- DATA -
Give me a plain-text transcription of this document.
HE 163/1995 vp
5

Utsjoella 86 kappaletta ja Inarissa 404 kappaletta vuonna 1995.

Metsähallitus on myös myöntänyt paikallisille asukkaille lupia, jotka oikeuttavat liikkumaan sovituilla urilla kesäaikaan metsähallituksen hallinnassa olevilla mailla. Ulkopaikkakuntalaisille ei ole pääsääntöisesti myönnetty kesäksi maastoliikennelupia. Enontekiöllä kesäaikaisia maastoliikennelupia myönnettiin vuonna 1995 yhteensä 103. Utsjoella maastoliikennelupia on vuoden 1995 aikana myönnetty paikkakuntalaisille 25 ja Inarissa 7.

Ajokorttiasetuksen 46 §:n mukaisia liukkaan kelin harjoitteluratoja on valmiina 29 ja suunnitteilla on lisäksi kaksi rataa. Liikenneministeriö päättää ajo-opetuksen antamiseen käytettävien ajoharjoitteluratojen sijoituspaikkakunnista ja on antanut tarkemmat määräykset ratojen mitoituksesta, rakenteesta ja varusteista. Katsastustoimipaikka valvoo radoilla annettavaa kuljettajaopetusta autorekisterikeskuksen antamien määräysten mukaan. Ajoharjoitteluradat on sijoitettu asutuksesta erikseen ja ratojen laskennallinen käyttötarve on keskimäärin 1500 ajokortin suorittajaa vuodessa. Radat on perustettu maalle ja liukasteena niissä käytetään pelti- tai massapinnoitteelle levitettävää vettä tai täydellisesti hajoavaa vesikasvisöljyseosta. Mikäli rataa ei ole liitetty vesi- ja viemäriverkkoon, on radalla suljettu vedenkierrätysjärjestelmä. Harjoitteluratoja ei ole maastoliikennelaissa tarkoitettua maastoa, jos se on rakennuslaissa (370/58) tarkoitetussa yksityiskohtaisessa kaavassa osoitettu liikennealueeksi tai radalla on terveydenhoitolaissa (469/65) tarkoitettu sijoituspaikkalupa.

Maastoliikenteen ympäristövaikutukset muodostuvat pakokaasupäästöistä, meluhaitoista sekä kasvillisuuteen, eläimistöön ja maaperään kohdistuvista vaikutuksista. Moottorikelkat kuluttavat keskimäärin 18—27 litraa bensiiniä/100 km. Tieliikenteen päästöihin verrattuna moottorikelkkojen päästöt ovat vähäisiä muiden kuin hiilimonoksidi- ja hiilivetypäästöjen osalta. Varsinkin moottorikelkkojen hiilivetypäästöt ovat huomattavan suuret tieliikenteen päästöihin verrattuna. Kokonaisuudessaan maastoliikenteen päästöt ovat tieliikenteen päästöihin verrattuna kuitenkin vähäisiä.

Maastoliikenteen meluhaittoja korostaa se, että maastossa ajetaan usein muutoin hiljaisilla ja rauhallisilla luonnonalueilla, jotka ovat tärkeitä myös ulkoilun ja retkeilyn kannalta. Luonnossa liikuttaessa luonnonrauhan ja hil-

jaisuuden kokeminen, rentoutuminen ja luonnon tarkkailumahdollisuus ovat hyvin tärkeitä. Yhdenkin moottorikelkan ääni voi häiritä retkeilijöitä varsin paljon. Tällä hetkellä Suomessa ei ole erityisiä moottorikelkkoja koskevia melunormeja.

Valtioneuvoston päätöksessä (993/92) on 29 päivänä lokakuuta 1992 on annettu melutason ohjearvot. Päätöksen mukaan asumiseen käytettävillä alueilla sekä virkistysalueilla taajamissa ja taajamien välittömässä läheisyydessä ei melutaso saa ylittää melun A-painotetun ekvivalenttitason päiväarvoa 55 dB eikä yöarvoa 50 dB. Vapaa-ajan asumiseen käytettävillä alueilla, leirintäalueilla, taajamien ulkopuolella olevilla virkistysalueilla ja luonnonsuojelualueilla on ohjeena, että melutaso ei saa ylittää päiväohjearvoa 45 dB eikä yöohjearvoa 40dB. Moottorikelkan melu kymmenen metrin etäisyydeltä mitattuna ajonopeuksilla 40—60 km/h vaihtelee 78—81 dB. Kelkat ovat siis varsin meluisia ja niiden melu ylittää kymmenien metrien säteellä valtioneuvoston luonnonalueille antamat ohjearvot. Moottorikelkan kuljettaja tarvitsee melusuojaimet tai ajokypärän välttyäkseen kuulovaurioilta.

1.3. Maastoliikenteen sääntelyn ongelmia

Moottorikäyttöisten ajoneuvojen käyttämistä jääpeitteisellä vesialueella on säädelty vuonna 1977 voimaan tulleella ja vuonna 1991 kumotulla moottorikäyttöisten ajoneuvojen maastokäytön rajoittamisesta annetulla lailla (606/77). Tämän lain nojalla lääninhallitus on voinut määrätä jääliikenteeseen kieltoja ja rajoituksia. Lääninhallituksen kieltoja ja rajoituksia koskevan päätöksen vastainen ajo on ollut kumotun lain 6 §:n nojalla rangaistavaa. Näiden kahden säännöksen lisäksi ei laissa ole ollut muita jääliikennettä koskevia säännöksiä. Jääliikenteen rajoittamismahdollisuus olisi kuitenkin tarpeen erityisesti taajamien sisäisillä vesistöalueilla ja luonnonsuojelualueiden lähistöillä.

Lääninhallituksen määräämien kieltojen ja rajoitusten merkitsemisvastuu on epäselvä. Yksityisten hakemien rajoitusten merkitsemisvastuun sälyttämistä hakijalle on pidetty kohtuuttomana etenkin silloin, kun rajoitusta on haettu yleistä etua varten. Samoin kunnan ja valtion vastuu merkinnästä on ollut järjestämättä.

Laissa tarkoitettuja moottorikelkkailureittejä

- REQUEST -
Quote every record above exactly.

- RESPONSE TO THIS EXERCISE -
Give me a plain-text transcription of this document.
HE 163/1995 vp
5

Utsjoella 86 kappaletta ja Inarissa 404 kappaletta vuonna 1995.

Metsähallitus on myös myöntänyt paikallisille asukkaille lupia, jotka oikeuttavat liikkumaan sovituilla urilla kesäaikaan metsähallituksen hallinnassa olevilla mailla. Ulkopaikkakuntalaisille ei ole pääsääntöisesti myönnetty kesäksi maastoliikennelupia. Enontekiöllä kesäaikaisia maastoliikennelupia myönnettiin vuonna 1995 yhteensä 103. Utsjoella maastoliikennelupia on vuoden 1995 aikana myönnetty paikkakuntalaisille 25 ja Inarissa 7.

Ajokorttiasetuksen 46 §:n mukaisia liukkaan kelin harjoitteluratoja on valmiina 29 ja suunnitteilla on lisäksi kaksi rataa. Liikenneministeriö päättää ajo-opetuksen antamiseen käytettävien ajoharjoitteluratojen sijoituspaikkakunnista ja on antanut tarkemmat määräykset ratojen mitoituksesta, rakenteesta ja varusteista. Katsastustoimipaikka valvoo radoilla annettavaa kuljettajaopetusta autorekisterikeskuksen antamien määräysten mukaan. Ajoharjoitteluradat on sijoitettu asutuksesta erikseen ja ratojen laskennallinen käyttötarve on keskimäärin 1500 ajokortin suorittajaa vuodessa. Radat on perustettu maalle ja liukasteena niissä käytetään pelti- tai massapinnoitteelle levitettävää vettä tai täydellisesti hajoavaa vesikasvisöljyseosta. Mikäli rataa ei ole liitetty vesi- ja viemäriverkkoon, on radalla suljettu vedenkierrätysjärjestelmä. Harjoitteluratoja ei ole maastoliikennelaissa tarkoitettua maastoa, jos se on rakennuslaissa (370/58) tarkoitetussa yksityiskohtaisessa kaavassa osoitettu liikennealueeksi tai radalla on terveydenhoitolaissa (469/65) tarkoitettu sijoituspaikkalupa.

Maastoliikenteen ympäristövaikutukset muodostuvat pakokaasupäästöistä, meluhaitoista sekä kasvillisuuteen, eläimistöön ja maaperään kohdistuvista vaikutuksista. Moottorikelkat kuluttavat keskimäärin 18—27 litraa bensiiniä/100 km. Tieliikenteen päästöihin verrattuna moottorikelkkojen päästöt ovat vähäisiä muiden kuin hiilimonoksidi- ja hiilivetypäästöjen osalta. Varsinkin moottorikelkkojen hiilivetypäästöt ovat huomattavan suuret tieliikenteen päästöihin verrattuna. Kokonaisuudessaan maastoliikenteen päästöt ovat tieliikenteen päästöihin verrattuna kuitenkin vähäisiä.

Maastoliikenteen meluhaittoja korostaa se, että maastossa ajetaan usein muutoin hiljaisilla ja rauhallisilla luonnonalueilla, jotka ovat tärkeitä myös ulkoilun ja retkeilyn kannalta. Luonnossa liikuttaessa luonnonrauhan ja hil-

jaisuuden kokeminen, rentoutuminen ja luonnon tarkkailumahdollisuus ovat hyvin tärkeitä. Yhdenkin moottorikelkan ääni voi häiritä retkeilijöitä varsin paljon. Tällä hetkellä Suomessa ei ole erityisiä moottorikelkkoja koskevia melunormeja.

Valtioneuvoston päätöksessä (993/92) on 29 päivänä lokakuuta 1992 on annettu melutason ohjearvot. Päätöksen mukaan asumiseen käytettävillä alueilla sekä virkistysalueilla taajamissa ja taajamien välittömässä läheisyydessä ei melutaso saa ylittää melun A-painotetun ekvivalenttitason päiväarvoa 55 dB eikä yöarvoa 50 dB. Vapaa-ajan asumiseen käytettävillä alueilla, leirintäalueilla, taajamien ulkopuolella olevilla virkistysalueilla ja luonnonsuojelualueilla on ohjeena, että melutaso ei saa ylittää päiväohjearvoa 45 dB eikä yöohjearvoa 40dB. Moottorikelkan melu kymmenen metrin etäisyydeltä mitattuna ajonopeuksilla 40—60 km/h vaihtelee 78—81 dB. Kelkat ovat siis varsin meluisia ja niiden melu ylittää kymmenien metrien säteellä valtioneuvoston luonnonalueille antamat ohjearvot. Moottorikelkan kuljettaja tarvitsee melusuojaimet tai ajokypärän välttyäkseen kuulovaurioilta.

1.3. Maastoliikenteen sääntelyn ongelmia

Moottorikäyttöisten ajoneuvojen käyttämistä jääpeitteisellä vesialueella on säädelty vuonna 1977 voimaan tulleella ja vuonna 1991 kumotulla moottorikäyttöisten ajoneuvojen maastokäytön rajoittamisesta annetulla lailla (606/77). Tämän lain nojalla lääninhallitus on voinut määrätä jääliikenteeseen kieltoja ja rajoituksia. Lääninhallituksen kieltoja ja rajoituksia koskevan päätöksen vastainen ajo on ollut kumotun lain 6 §:n nojalla rangaistavaa. Näiden kahden säännöksen lisäksi ei laissa ole ollut muita jääliikennettä koskevia säännöksiä. Jääliikenteen rajoittamismahdollisuus olisi kuitenkin tarpeen erityisesti taajamien sisäisillä vesistöalueilla ja luonnonsuojelualueiden lähistöillä.

Lääninhallituksen määräämien kieltojen ja rajoitusten merkitsemisvastuu on epäselvä. Yksityisten hakemien rajoitusten merkitsemisvastuun sälyttämistä hakijalle on pidetty kohtuuttomana etenkin silloin, kun rajoitusta on haettu yleistä etua varten. Samoin kunnan ja valtion vastuu merkinnästä on ollut järjestämättä.

Laissa tarkoitettuja moottorikelkkailureittejä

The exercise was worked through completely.